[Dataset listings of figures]
%%

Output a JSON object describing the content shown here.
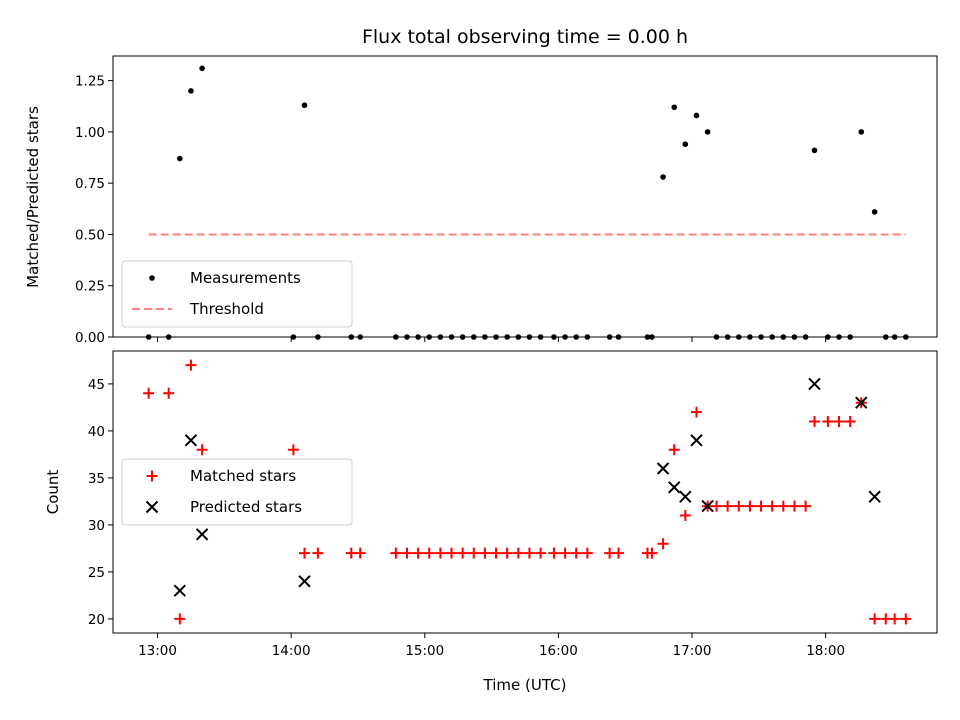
{
  "chart_data": [
    {
      "type": "scatter",
      "title": "Flux total observing time = 0.00 h",
      "xlabel": "",
      "ylabel": "Matched/Predicted stars",
      "ylim": [
        0,
        1.37
      ],
      "yticks": [
        "0.00",
        "0.25",
        "0.50",
        "0.75",
        "1.00",
        "1.25"
      ],
      "xlim": [
        "12:40",
        "18:50"
      ],
      "grid": false,
      "legend": "lower-left",
      "series": [
        {
          "name": "Measurements",
          "marker": "dot",
          "color": "#000000",
          "x": [
            "12:56",
            "13:05",
            "13:10",
            "13:15",
            "13:20",
            "14:01",
            "14:06",
            "14:12",
            "14:27",
            "14:31",
            "14:47",
            "14:52",
            "14:57",
            "15:02",
            "15:07",
            "15:12",
            "15:17",
            "15:22",
            "15:27",
            "15:32",
            "15:37",
            "15:42",
            "15:47",
            "15:52",
            "15:58",
            "16:03",
            "16:08",
            "16:13",
            "16:23",
            "16:27",
            "16:40",
            "16:42",
            "16:47",
            "16:52",
            "16:57",
            "17:02",
            "17:07",
            "17:11",
            "17:16",
            "17:21",
            "17:26",
            "17:31",
            "17:36",
            "17:41",
            "17:46",
            "17:51",
            "17:55",
            "18:01",
            "18:06",
            "18:11",
            "18:16",
            "18:22",
            "18:27",
            "18:31",
            "18:36"
          ],
          "y": [
            0,
            0,
            0.87,
            1.2,
            1.31,
            0,
            1.13,
            0,
            0,
            0,
            0,
            0,
            0,
            0,
            0,
            0,
            0,
            0,
            0,
            0,
            0,
            0,
            0,
            0,
            0,
            0,
            0,
            0,
            0,
            0,
            0,
            0,
            0.78,
            1.12,
            0.94,
            1.08,
            1.0,
            0,
            0,
            0,
            0,
            0,
            0,
            0,
            0,
            0,
            0.91,
            0,
            0,
            0,
            1.0,
            0.61,
            0,
            0,
            0
          ]
        },
        {
          "name": "Threshold",
          "style": "dashed",
          "color": "#ff7f7f",
          "x": [
            "12:56",
            "18:36"
          ],
          "y": [
            0.5,
            0.5
          ]
        }
      ]
    },
    {
      "type": "scatter",
      "title": "",
      "xlabel": "Time (UTC)",
      "ylabel": "Count",
      "ylim": [
        18.5,
        48.5
      ],
      "yticks": [
        "20",
        "25",
        "30",
        "35",
        "40",
        "45"
      ],
      "xlim": [
        "12:40",
        "18:50"
      ],
      "xticks": [
        "13:00",
        "14:00",
        "15:00",
        "16:00",
        "17:00",
        "18:00"
      ],
      "grid": false,
      "legend": "center-left",
      "series": [
        {
          "name": "Matched stars",
          "marker": "plus",
          "color": "#ff0000",
          "x": [
            "12:56",
            "13:05",
            "13:10",
            "13:15",
            "13:20",
            "14:01",
            "14:06",
            "14:12",
            "14:27",
            "14:31",
            "14:47",
            "14:52",
            "14:57",
            "15:02",
            "15:07",
            "15:12",
            "15:17",
            "15:22",
            "15:27",
            "15:32",
            "15:37",
            "15:42",
            "15:47",
            "15:52",
            "15:58",
            "16:03",
            "16:08",
            "16:13",
            "16:23",
            "16:27",
            "16:40",
            "16:42",
            "16:47",
            "16:52",
            "16:57",
            "17:02",
            "17:07",
            "17:11",
            "17:16",
            "17:21",
            "17:26",
            "17:31",
            "17:36",
            "17:41",
            "17:46",
            "17:51",
            "17:55",
            "18:01",
            "18:06",
            "18:11",
            "18:16",
            "18:22",
            "18:27",
            "18:31",
            "18:36"
          ],
          "y": [
            44,
            44,
            20,
            47,
            38,
            38,
            27,
            27,
            27,
            27,
            27,
            27,
            27,
            27,
            27,
            27,
            27,
            27,
            27,
            27,
            27,
            27,
            27,
            27,
            27,
            27,
            27,
            27,
            27,
            27,
            27,
            27,
            28,
            38,
            31,
            42,
            32,
            32,
            32,
            32,
            32,
            32,
            32,
            32,
            32,
            32,
            41,
            41,
            41,
            41,
            43,
            20,
            20,
            20,
            20
          ]
        },
        {
          "name": "Predicted stars",
          "marker": "x",
          "color": "#000000",
          "x": [
            "13:10",
            "13:15",
            "13:20",
            "14:06",
            "16:47",
            "16:52",
            "16:57",
            "17:02",
            "17:07",
            "17:55",
            "18:16",
            "18:22"
          ],
          "y": [
            23,
            39,
            29,
            24,
            36,
            34,
            33,
            39,
            32,
            45,
            43,
            33
          ]
        }
      ]
    }
  ]
}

%%

● What you have to do: Output the lines above in full and exactly as given, omitting any pictures.

● The answer:
Output a JSON object describing the content shown here.
{
  "chart_data": [
    {
      "type": "scatter",
      "title": "Flux total observing time = 0.00 h",
      "xlabel": "",
      "ylabel": "Matched/Predicted stars",
      "ylim": [
        0,
        1.37
      ],
      "yticks": [
        "0.00",
        "0.25",
        "0.50",
        "0.75",
        "1.00",
        "1.25"
      ],
      "xlim": [
        "12:40",
        "18:50"
      ],
      "grid": false,
      "legend": "lower-left",
      "series": [
        {
          "name": "Measurements",
          "marker": "dot",
          "color": "#000000",
          "x": [
            "12:56",
            "13:05",
            "13:10",
            "13:15",
            "13:20",
            "14:01",
            "14:06",
            "14:12",
            "14:27",
            "14:31",
            "14:47",
            "14:52",
            "14:57",
            "15:02",
            "15:07",
            "15:12",
            "15:17",
            "15:22",
            "15:27",
            "15:32",
            "15:37",
            "15:42",
            "15:47",
            "15:52",
            "15:58",
            "16:03",
            "16:08",
            "16:13",
            "16:23",
            "16:27",
            "16:40",
            "16:42",
            "16:47",
            "16:52",
            "16:57",
            "17:02",
            "17:07",
            "17:11",
            "17:16",
            "17:21",
            "17:26",
            "17:31",
            "17:36",
            "17:41",
            "17:46",
            "17:51",
            "17:55",
            "18:01",
            "18:06",
            "18:11",
            "18:16",
            "18:22",
            "18:27",
            "18:31",
            "18:36"
          ],
          "y": [
            0,
            0,
            0.87,
            1.2,
            1.31,
            0,
            1.13,
            0,
            0,
            0,
            0,
            0,
            0,
            0,
            0,
            0,
            0,
            0,
            0,
            0,
            0,
            0,
            0,
            0,
            0,
            0,
            0,
            0,
            0,
            0,
            0,
            0,
            0.78,
            1.12,
            0.94,
            1.08,
            1.0,
            0,
            0,
            0,
            0,
            0,
            0,
            0,
            0,
            0,
            0.91,
            0,
            0,
            0,
            1.0,
            0.61,
            0,
            0,
            0
          ]
        },
        {
          "name": "Threshold",
          "style": "dashed",
          "color": "#ff7f7f",
          "x": [
            "12:56",
            "18:36"
          ],
          "y": [
            0.5,
            0.5
          ]
        }
      ]
    },
    {
      "type": "scatter",
      "title": "",
      "xlabel": "Time (UTC)",
      "ylabel": "Count",
      "ylim": [
        18.5,
        48.5
      ],
      "yticks": [
        "20",
        "25",
        "30",
        "35",
        "40",
        "45"
      ],
      "xlim": [
        "12:40",
        "18:50"
      ],
      "xticks": [
        "13:00",
        "14:00",
        "15:00",
        "16:00",
        "17:00",
        "18:00"
      ],
      "grid": false,
      "legend": "center-left",
      "series": [
        {
          "name": "Matched stars",
          "marker": "plus",
          "color": "#ff0000",
          "x": [
            "12:56",
            "13:05",
            "13:10",
            "13:15",
            "13:20",
            "14:01",
            "14:06",
            "14:12",
            "14:27",
            "14:31",
            "14:47",
            "14:52",
            "14:57",
            "15:02",
            "15:07",
            "15:12",
            "15:17",
            "15:22",
            "15:27",
            "15:32",
            "15:37",
            "15:42",
            "15:47",
            "15:52",
            "15:58",
            "16:03",
            "16:08",
            "16:13",
            "16:23",
            "16:27",
            "16:40",
            "16:42",
            "16:47",
            "16:52",
            "16:57",
            "17:02",
            "17:07",
            "17:11",
            "17:16",
            "17:21",
            "17:26",
            "17:31",
            "17:36",
            "17:41",
            "17:46",
            "17:51",
            "17:55",
            "18:01",
            "18:06",
            "18:11",
            "18:16",
            "18:22",
            "18:27",
            "18:31",
            "18:36"
          ],
          "y": [
            44,
            44,
            20,
            47,
            38,
            38,
            27,
            27,
            27,
            27,
            27,
            27,
            27,
            27,
            27,
            27,
            27,
            27,
            27,
            27,
            27,
            27,
            27,
            27,
            27,
            27,
            27,
            27,
            27,
            27,
            27,
            27,
            28,
            38,
            31,
            42,
            32,
            32,
            32,
            32,
            32,
            32,
            32,
            32,
            32,
            32,
            41,
            41,
            41,
            41,
            43,
            20,
            20,
            20,
            20
          ]
        },
        {
          "name": "Predicted stars",
          "marker": "x",
          "color": "#000000",
          "x": [
            "13:10",
            "13:15",
            "13:20",
            "14:06",
            "16:47",
            "16:52",
            "16:57",
            "17:02",
            "17:07",
            "17:55",
            "18:16",
            "18:22"
          ],
          "y": [
            23,
            39,
            29,
            24,
            36,
            34,
            33,
            39,
            32,
            45,
            43,
            33
          ]
        }
      ]
    }
  ]
}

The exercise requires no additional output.